What you will do. Please quote the material exactly, every line of it.

Stored rows.

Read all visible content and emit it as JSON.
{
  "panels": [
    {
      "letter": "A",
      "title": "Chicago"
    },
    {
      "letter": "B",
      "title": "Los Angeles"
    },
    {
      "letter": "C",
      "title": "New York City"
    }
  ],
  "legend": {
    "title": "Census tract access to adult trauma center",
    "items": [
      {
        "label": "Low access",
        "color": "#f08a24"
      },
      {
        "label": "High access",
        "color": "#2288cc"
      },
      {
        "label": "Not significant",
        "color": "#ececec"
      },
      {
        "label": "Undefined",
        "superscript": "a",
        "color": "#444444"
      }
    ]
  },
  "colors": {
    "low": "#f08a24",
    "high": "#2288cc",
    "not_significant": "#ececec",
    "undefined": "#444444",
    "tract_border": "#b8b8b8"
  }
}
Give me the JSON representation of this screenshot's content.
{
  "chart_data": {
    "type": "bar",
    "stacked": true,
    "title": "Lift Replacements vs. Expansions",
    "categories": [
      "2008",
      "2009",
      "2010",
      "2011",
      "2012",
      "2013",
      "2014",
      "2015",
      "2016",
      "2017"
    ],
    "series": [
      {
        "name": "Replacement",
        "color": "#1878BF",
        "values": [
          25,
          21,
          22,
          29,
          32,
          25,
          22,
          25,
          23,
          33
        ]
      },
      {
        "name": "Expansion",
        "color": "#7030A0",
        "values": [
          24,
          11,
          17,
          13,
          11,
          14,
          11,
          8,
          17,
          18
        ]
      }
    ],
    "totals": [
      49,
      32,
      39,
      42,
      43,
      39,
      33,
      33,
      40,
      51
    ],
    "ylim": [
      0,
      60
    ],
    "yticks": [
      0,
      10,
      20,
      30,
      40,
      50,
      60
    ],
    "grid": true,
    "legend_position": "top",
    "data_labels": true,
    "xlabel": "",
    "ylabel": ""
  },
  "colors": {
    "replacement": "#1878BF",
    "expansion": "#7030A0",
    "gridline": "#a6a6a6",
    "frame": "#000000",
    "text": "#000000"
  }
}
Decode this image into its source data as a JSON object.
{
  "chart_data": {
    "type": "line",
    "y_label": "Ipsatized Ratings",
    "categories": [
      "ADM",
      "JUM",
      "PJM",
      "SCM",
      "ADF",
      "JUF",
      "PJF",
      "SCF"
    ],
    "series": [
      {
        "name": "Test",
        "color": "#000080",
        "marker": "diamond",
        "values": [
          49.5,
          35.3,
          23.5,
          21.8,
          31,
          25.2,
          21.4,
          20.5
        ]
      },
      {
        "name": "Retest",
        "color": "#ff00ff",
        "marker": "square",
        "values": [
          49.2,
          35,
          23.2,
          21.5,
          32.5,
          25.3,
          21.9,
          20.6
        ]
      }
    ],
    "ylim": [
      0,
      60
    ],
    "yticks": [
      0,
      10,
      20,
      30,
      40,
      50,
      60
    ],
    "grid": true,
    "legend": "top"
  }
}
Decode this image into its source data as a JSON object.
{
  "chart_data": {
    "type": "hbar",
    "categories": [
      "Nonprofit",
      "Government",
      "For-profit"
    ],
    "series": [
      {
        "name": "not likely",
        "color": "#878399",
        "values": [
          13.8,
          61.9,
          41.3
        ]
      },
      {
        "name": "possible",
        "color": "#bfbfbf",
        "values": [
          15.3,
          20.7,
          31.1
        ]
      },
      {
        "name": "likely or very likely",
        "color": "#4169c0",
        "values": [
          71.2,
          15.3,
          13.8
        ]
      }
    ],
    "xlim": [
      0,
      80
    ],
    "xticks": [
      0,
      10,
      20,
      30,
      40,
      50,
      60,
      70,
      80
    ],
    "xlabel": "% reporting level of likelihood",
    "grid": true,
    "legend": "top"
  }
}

Written reply.
Read all visible content and emit it as JSON.
{
  "panels": [
    {
      "letter": "A",
      "title": "Chicago"
    },
    {
      "letter": "B",
      "title": "Los Angeles"
    },
    {
      "letter": "C",
      "title": "New York City"
    }
  ],
  "legend": {
    "title": "Census tract access to adult trauma center",
    "items": [
      {
        "label": "Low access",
        "color": "#f08a24"
      },
      {
        "label": "High access",
        "color": "#2288cc"
      },
      {
        "label": "Not significant",
        "color": "#ececec"
      },
      {
        "label": "Undefined",
        "superscript": "a",
        "color": "#444444"
      }
    ]
  },
  "colors": {
    "low": "#f08a24",
    "high": "#2288cc",
    "not_significant": "#ececec",
    "undefined": "#444444",
    "tract_border": "#b8b8b8"
  }
}
Give me the JSON representation of this screenshot's content.
{
  "chart_data": {
    "type": "bar",
    "stacked": true,
    "title": "Lift Replacements vs. Expansions",
    "categories": [
      "2008",
      "2009",
      "2010",
      "2011",
      "2012",
      "2013",
      "2014",
      "2015",
      "2016",
      "2017"
    ],
    "series": [
      {
        "name": "Replacement",
        "color": "#1878BF",
        "values": [
          25,
          21,
          22,
          29,
          32,
          25,
          22,
          25,
          23,
          33
        ]
      },
      {
        "name": "Expansion",
        "color": "#7030A0",
        "values": [
          24,
          11,
          17,
          13,
          11,
          14,
          11,
          8,
          17,
          18
        ]
      }
    ],
    "totals": [
      49,
      32,
      39,
      42,
      43,
      39,
      33,
      33,
      40,
      51
    ],
    "ylim": [
      0,
      60
    ],
    "yticks": [
      0,
      10,
      20,
      30,
      40,
      50,
      60
    ],
    "grid": true,
    "legend_position": "top",
    "data_labels": true,
    "xlabel": "",
    "ylabel": ""
  },
  "colors": {
    "replacement": "#1878BF",
    "expansion": "#7030A0",
    "gridline": "#a6a6a6",
    "frame": "#000000",
    "text": "#000000"
  }
}
Decode this image into its source data as a JSON object.
{
  "chart_data": {
    "type": "line",
    "y_label": "Ipsatized Ratings",
    "categories": [
      "ADM",
      "JUM",
      "PJM",
      "SCM",
      "ADF",
      "JUF",
      "PJF",
      "SCF"
    ],
    "series": [
      {
        "name": "Test",
        "color": "#000080",
        "marker": "diamond",
        "values": [
          49.5,
          35.3,
          23.5,
          21.8,
          31,
          25.2,
          21.4,
          20.5
        ]
      },
      {
        "name": "Retest",
        "color": "#ff00ff",
        "marker": "square",
        "values": [
          49.2,
          35,
          23.2,
          21.5,
          32.5,
          25.3,
          21.9,
          20.6
        ]
      }
    ],
    "ylim": [
      0,
      60
    ],
    "yticks": [
      0,
      10,
      20,
      30,
      40,
      50,
      60
    ],
    "grid": true,
    "legend": "top"
  }
}
Decode this image into its source data as a JSON object.
{
  "chart_data": {
    "type": "hbar",
    "categories": [
      "Nonprofit",
      "Government",
      "For-profit"
    ],
    "series": [
      {
        "name": "not likely",
        "color": "#878399",
        "values": [
          13.8,
          61.9,
          41.3
        ]
      },
      {
        "name": "possible",
        "color": "#bfbfbf",
        "values": [
          15.3,
          20.7,
          31.1
        ]
      },
      {
        "name": "likely or very likely",
        "color": "#4169c0",
        "values": [
          71.2,
          15.3,
          13.8
        ]
      }
    ],
    "xlim": [
      0,
      80
    ],
    "xticks": [
      0,
      10,
      20,
      30,
      40,
      50,
      60,
      70,
      80
    ],
    "xlabel": "% reporting level of likelihood",
    "grid": true,
    "legend": "top"
  }
}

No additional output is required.